_DATA LISTING_
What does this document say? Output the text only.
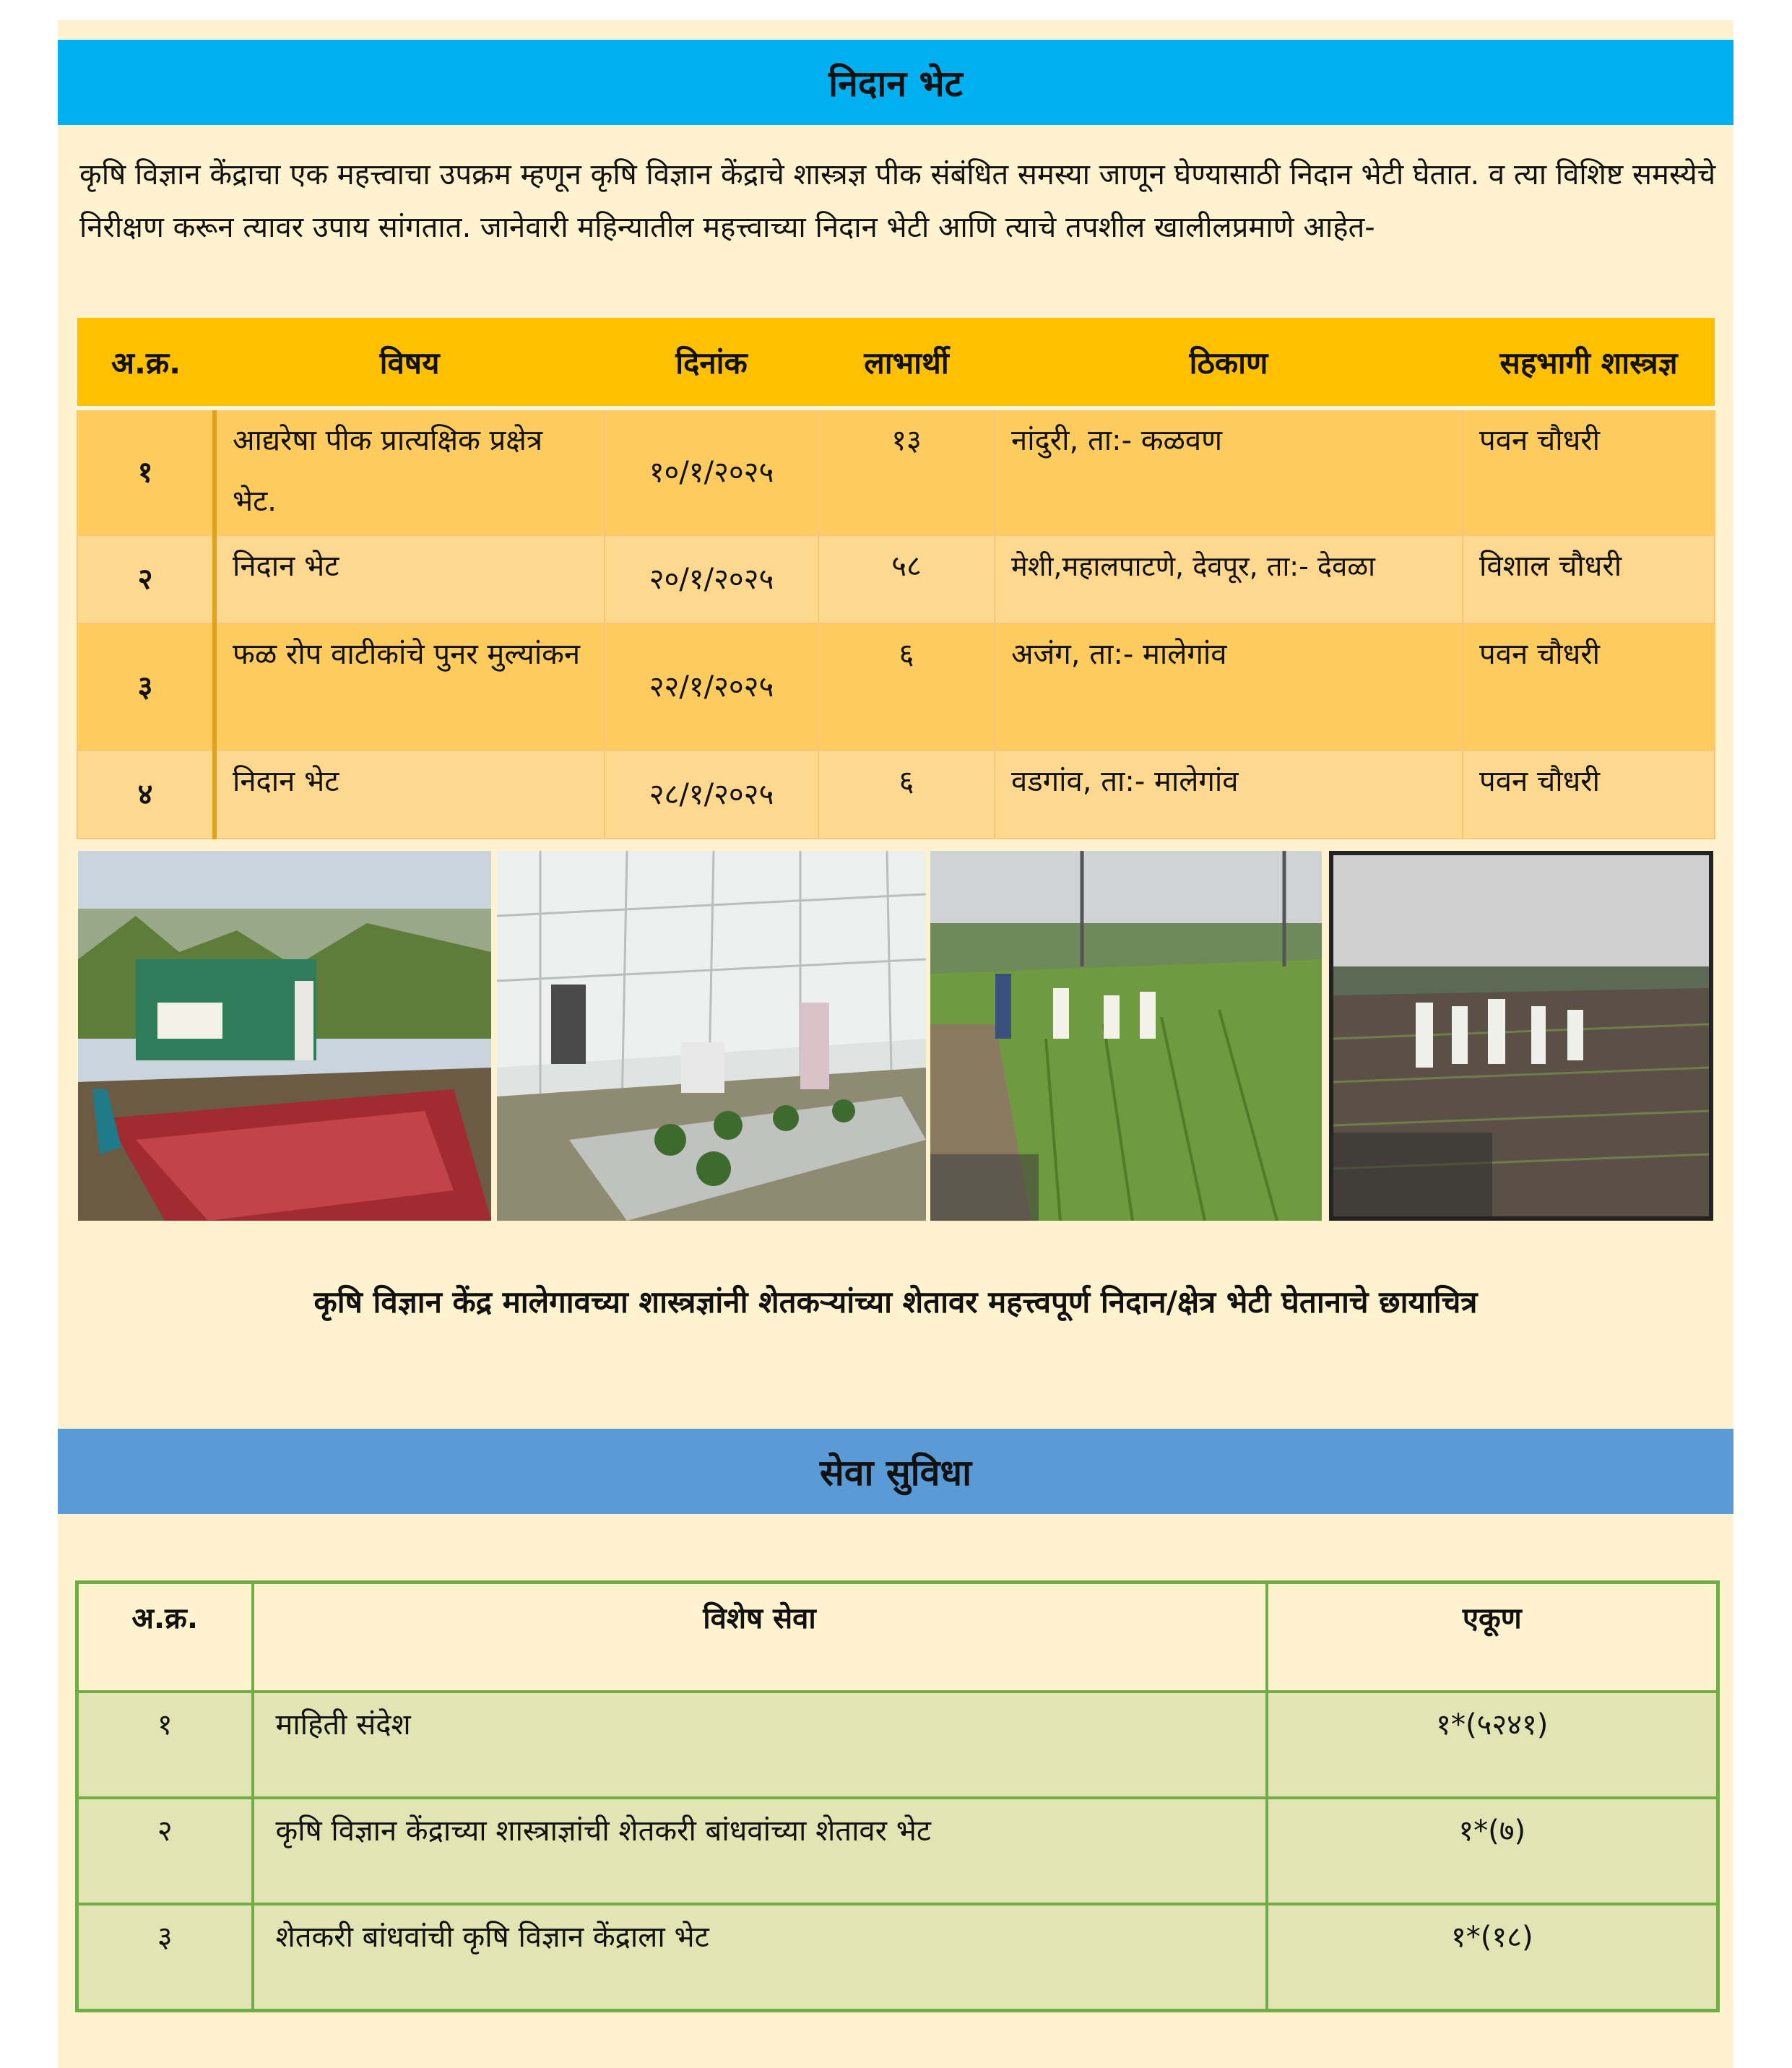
निदान भेट
कृषि विज्ञान केंद्राचा एक महत्त्वाचा उपक्रम म्हणून कृषि विज्ञान केंद्राचे शास्त्रज्ञ पीक संबंधित समस्या जाणून घेण्यासाठी निदान भेटी घेतात. व त्या विशिष्ट समस्येचे निरीक्षण करून त्यावर उपाय सांगतात. जानेवारी महिन्यातील महत्त्वाच्या निदान भेटी आणि त्याचे तपशील खालीलप्रमाणे आहेत-
अ.क्र.	विषय	दिनांक	लाभार्थी	ठिकाण	सहभागी शास्त्रज्ञ
१	आद्यरेषा पीक प्रात्यक्षिक प्रक्षेत्र भेट.	१०/१/२०२५	१३	नांदुरी, ता:- कळवण	पवन चौधरी
२	निदान भेट	२०/१/२०२५	५८	मेशी,महालपाटणे, देवपूर, ता:- देवळा	विशाल चौधरी
३	फळ रोप वाटीकांचे पुनर मुल्यांकन	२२/१/२०२५	६	अजंग, ता:- मालेगांव	पवन चौधरी
४	निदान भेट	२८/१/२०२५	६	वडगांव, ता:- मालेगांव	पवन चौधरी
कृषि विज्ञान केंद्र मालेगावच्या शास्त्रज्ञांनी शेतकऱ्यांच्या शेतावर महत्त्वपूर्ण निदान/क्षेत्र भेटी घेतानाचे छायाचित्र
सेवा सुविधा
अ.क्र.	विशेष सेवा	एकूण
१	माहिती संदेश	१*(५२४१)
२	कृषि विज्ञान केंद्राच्या शास्त्राज्ञांची शेतकरी बांधवांच्या शेतावर भेट	१*(७)
३	शेतकरी बांधवांची कृषि विज्ञान केंद्राला भेट	१*(१८)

_TASK PROMPT_
Restate each line of the records exactly; pictures do not belong in the copy.

_TASK SOLUTION_
What does this document say? Output the text only.
निदान भेट
कृषि विज्ञान केंद्राचा एक महत्त्वाचा उपक्रम म्हणून कृषि विज्ञान केंद्राचे शास्त्रज्ञ पीक संबंधित समस्या जाणून घेण्यासाठी निदान भेटी घेतात. व त्या विशिष्ट समस्येचे निरीक्षण करून त्यावर उपाय सांगतात. जानेवारी महिन्यातील महत्त्वाच्या निदान भेटी आणि त्याचे तपशील खालीलप्रमाणे आहेत-
अ.क्र.	विषय	दिनांक	लाभार्थी	ठिकाण	सहभागी शास्त्रज्ञ
१	आद्यरेषा पीक प्रात्यक्षिक प्रक्षेत्र भेट.	१०/१/२०२५	१३	नांदुरी, ता:- कळवण	पवन चौधरी
२	निदान भेट	२०/१/२०२५	५८	मेशी,महालपाटणे, देवपूर, ता:- देवळा	विशाल चौधरी
३	फळ रोप वाटीकांचे पुनर मुल्यांकन	२२/१/२०२५	६	अजंग, ता:- मालेगांव	पवन चौधरी
४	निदान भेट	२८/१/२०२५	६	वडगांव, ता:- मालेगांव	पवन चौधरी
कृषि विज्ञान केंद्र मालेगावच्या शास्त्रज्ञांनी शेतकऱ्यांच्या शेतावर महत्त्वपूर्ण निदान/क्षेत्र भेटी घेतानाचे छायाचित्र
सेवा सुविधा
अ.क्र.	विशेष सेवा	एकूण
१	माहिती संदेश	१*(५२४१)
२	कृषि विज्ञान केंद्राच्या शास्त्राज्ञांची शेतकरी बांधवांच्या शेतावर भेट	१*(७)
३	शेतकरी बांधवांची कृषि विज्ञान केंद्राला भेट	१*(१८)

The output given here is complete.